** STATED GOAL **
Can you restate the records below word for word?

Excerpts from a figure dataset

* * * * * * *

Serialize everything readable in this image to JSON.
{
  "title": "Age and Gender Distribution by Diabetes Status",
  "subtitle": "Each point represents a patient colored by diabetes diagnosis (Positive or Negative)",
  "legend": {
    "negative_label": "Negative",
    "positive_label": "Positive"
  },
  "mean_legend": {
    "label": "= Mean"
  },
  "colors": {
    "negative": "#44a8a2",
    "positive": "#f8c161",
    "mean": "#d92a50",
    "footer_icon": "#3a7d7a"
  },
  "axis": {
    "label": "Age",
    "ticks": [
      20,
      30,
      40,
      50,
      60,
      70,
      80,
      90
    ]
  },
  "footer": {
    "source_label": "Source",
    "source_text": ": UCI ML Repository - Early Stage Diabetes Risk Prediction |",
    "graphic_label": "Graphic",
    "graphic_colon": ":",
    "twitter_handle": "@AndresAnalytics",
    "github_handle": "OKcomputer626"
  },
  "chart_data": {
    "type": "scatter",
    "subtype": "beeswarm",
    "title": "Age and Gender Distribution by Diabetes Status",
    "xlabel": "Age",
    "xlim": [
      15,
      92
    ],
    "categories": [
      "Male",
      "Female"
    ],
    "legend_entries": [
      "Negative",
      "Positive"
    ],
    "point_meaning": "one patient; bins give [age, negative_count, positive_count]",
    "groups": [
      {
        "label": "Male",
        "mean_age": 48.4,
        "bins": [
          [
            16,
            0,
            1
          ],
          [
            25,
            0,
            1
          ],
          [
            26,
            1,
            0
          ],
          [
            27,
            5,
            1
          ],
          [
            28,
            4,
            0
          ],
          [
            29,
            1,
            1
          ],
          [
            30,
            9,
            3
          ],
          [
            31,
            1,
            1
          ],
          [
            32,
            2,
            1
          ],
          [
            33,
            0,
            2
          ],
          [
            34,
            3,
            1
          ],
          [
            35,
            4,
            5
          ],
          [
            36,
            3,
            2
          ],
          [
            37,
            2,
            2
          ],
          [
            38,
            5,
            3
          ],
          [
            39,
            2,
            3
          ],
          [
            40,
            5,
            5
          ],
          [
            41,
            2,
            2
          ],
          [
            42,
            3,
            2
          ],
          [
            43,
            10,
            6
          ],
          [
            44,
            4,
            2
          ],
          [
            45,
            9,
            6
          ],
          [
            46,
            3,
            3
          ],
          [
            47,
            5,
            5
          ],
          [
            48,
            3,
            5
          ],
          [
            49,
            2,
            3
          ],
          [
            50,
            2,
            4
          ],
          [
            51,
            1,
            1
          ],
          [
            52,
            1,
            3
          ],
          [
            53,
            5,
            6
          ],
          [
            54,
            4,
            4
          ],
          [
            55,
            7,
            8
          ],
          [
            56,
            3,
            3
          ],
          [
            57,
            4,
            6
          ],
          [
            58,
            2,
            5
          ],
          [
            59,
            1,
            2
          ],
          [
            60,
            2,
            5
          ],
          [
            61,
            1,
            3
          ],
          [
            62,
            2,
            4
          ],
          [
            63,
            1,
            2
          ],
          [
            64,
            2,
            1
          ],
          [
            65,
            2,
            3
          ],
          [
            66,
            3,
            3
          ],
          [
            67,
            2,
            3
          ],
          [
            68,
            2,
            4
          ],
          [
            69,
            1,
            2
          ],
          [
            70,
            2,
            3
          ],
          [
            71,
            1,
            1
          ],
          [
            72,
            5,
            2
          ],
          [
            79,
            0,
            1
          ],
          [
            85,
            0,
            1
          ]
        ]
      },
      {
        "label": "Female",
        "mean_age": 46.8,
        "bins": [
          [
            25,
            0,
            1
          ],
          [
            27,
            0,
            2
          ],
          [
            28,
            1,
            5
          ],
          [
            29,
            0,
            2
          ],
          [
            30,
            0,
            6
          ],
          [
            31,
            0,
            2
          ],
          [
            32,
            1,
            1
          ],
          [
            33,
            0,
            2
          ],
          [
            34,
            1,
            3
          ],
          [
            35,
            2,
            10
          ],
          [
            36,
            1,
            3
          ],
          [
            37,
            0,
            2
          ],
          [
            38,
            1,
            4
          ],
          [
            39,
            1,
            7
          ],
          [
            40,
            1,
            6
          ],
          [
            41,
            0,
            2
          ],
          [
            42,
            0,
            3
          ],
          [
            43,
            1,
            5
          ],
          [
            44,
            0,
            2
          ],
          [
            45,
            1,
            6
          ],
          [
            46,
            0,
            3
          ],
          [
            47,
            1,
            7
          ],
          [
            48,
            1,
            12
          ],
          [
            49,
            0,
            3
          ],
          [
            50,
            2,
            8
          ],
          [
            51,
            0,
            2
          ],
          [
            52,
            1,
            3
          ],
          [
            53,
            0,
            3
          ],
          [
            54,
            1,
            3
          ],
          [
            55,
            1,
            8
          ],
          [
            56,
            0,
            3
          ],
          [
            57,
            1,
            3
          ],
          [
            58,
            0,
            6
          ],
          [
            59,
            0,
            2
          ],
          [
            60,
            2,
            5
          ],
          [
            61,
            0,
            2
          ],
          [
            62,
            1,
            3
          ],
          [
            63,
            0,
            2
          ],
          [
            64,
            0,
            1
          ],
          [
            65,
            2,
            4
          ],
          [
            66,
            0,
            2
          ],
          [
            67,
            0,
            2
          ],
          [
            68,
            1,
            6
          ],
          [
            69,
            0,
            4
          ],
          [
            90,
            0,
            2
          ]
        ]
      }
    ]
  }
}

* * * * * * *

** ANSWER **
Serialize everything readable in this image to JSON.
{
  "title": "Age and Gender Distribution by Diabetes Status",
  "subtitle": "Each point represents a patient colored by diabetes diagnosis (Positive or Negative)",
  "legend": {
    "negative_label": "Negative",
    "positive_label": "Positive"
  },
  "mean_legend": {
    "label": "= Mean"
  },
  "colors": {
    "negative": "#44a8a2",
    "positive": "#f8c161",
    "mean": "#d92a50",
    "footer_icon": "#3a7d7a"
  },
  "axis": {
    "label": "Age",
    "ticks": [
      20,
      30,
      40,
      50,
      60,
      70,
      80,
      90
    ]
  },
  "footer": {
    "source_label": "Source",
    "source_text": ": UCI ML Repository - Early Stage Diabetes Risk Prediction |",
    "graphic_label": "Graphic",
    "graphic_colon": ":",
    "twitter_handle": "@AndresAnalytics",
    "github_handle": "OKcomputer626"
  },
  "chart_data": {
    "type": "scatter",
    "subtype": "beeswarm",
    "title": "Age and Gender Distribution by Diabetes Status",
    "xlabel": "Age",
    "xlim": [
      15,
      92
    ],
    "categories": [
      "Male",
      "Female"
    ],
    "legend_entries": [
      "Negative",
      "Positive"
    ],
    "point_meaning": "one patient; bins give [age, negative_count, positive_count]",
    "groups": [
      {
        "label": "Male",
        "mean_age": 48.4,
        "bins": [
          [
            16,
            0,
            1
          ],
          [
            25,
            0,
            1
          ],
          [
            26,
            1,
            0
          ],
          [
            27,
            5,
            1
          ],
          [
            28,
            4,
            0
          ],
          [
            29,
            1,
            1
          ],
          [
            30,
            9,
            3
          ],
          [
            31,
            1,
            1
          ],
          [
            32,
            2,
            1
          ],
          [
            33,
            0,
            2
          ],
          [
            34,
            3,
            1
          ],
          [
            35,
            4,
            5
          ],
          [
            36,
            3,
            2
          ],
          [
            37,
            2,
            2
          ],
          [
            38,
            5,
            3
          ],
          [
            39,
            2,
            3
          ],
          [
            40,
            5,
            5
          ],
          [
            41,
            2,
            2
          ],
          [
            42,
            3,
            2
          ],
          [
            43,
            10,
            6
          ],
          [
            44,
            4,
            2
          ],
          [
            45,
            9,
            6
          ],
          [
            46,
            3,
            3
          ],
          [
            47,
            5,
            5
          ],
          [
            48,
            3,
            5
          ],
          [
            49,
            2,
            3
          ],
          [
            50,
            2,
            4
          ],
          [
            51,
            1,
            1
          ],
          [
            52,
            1,
            3
          ],
          [
            53,
            5,
            6
          ],
          [
            54,
            4,
            4
          ],
          [
            55,
            7,
            8
          ],
          [
            56,
            3,
            3
          ],
          [
            57,
            4,
            6
          ],
          [
            58,
            2,
            5
          ],
          [
            59,
            1,
            2
          ],
          [
            60,
            2,
            5
          ],
          [
            61,
            1,
            3
          ],
          [
            62,
            2,
            4
          ],
          [
            63,
            1,
            2
          ],
          [
            64,
            2,
            1
          ],
          [
            65,
            2,
            3
          ],
          [
            66,
            3,
            3
          ],
          [
            67,
            2,
            3
          ],
          [
            68,
            2,
            4
          ],
          [
            69,
            1,
            2
          ],
          [
            70,
            2,
            3
          ],
          [
            71,
            1,
            1
          ],
          [
            72,
            5,
            2
          ],
          [
            79,
            0,
            1
          ],
          [
            85,
            0,
            1
          ]
        ]
      },
      {
        "label": "Female",
        "mean_age": 46.8,
        "bins": [
          [
            25,
            0,
            1
          ],
          [
            27,
            0,
            2
          ],
          [
            28,
            1,
            5
          ],
          [
            29,
            0,
            2
          ],
          [
            30,
            0,
            6
          ],
          [
            31,
            0,
            2
          ],
          [
            32,
            1,
            1
          ],
          [
            33,
            0,
            2
          ],
          [
            34,
            1,
            3
          ],
          [
            35,
            2,
            10
          ],
          [
            36,
            1,
            3
          ],
          [
            37,
            0,
            2
          ],
          [
            38,
            1,
            4
          ],
          [
            39,
            1,
            7
          ],
          [
            40,
            1,
            6
          ],
          [
            41,
            0,
            2
          ],
          [
            42,
            0,
            3
          ],
          [
            43,
            1,
            5
          ],
          [
            44,
            0,
            2
          ],
          [
            45,
            1,
            6
          ],
          [
            46,
            0,
            3
          ],
          [
            47,
            1,
            7
          ],
          [
            48,
            1,
            12
          ],
          [
            49,
            0,
            3
          ],
          [
            50,
            2,
            8
          ],
          [
            51,
            0,
            2
          ],
          [
            52,
            1,
            3
          ],
          [
            53,
            0,
            3
          ],
          [
            54,
            1,
            3
          ],
          [
            55,
            1,
            8
          ],
          [
            56,
            0,
            3
          ],
          [
            57,
            1,
            3
          ],
          [
            58,
            0,
            6
          ],
          [
            59,
            0,
            2
          ],
          [
            60,
            2,
            5
          ],
          [
            61,
            0,
            2
          ],
          [
            62,
            1,
            3
          ],
          [
            63,
            0,
            2
          ],
          [
            64,
            0,
            1
          ],
          [
            65,
            2,
            4
          ],
          [
            66,
            0,
            2
          ],
          [
            67,
            0,
            2
          ],
          [
            68,
            1,
            6
          ],
          [
            69,
            0,
            4
          ],
          [
            90,
            0,
            2
          ]
        ]
      }
    ]
  }
}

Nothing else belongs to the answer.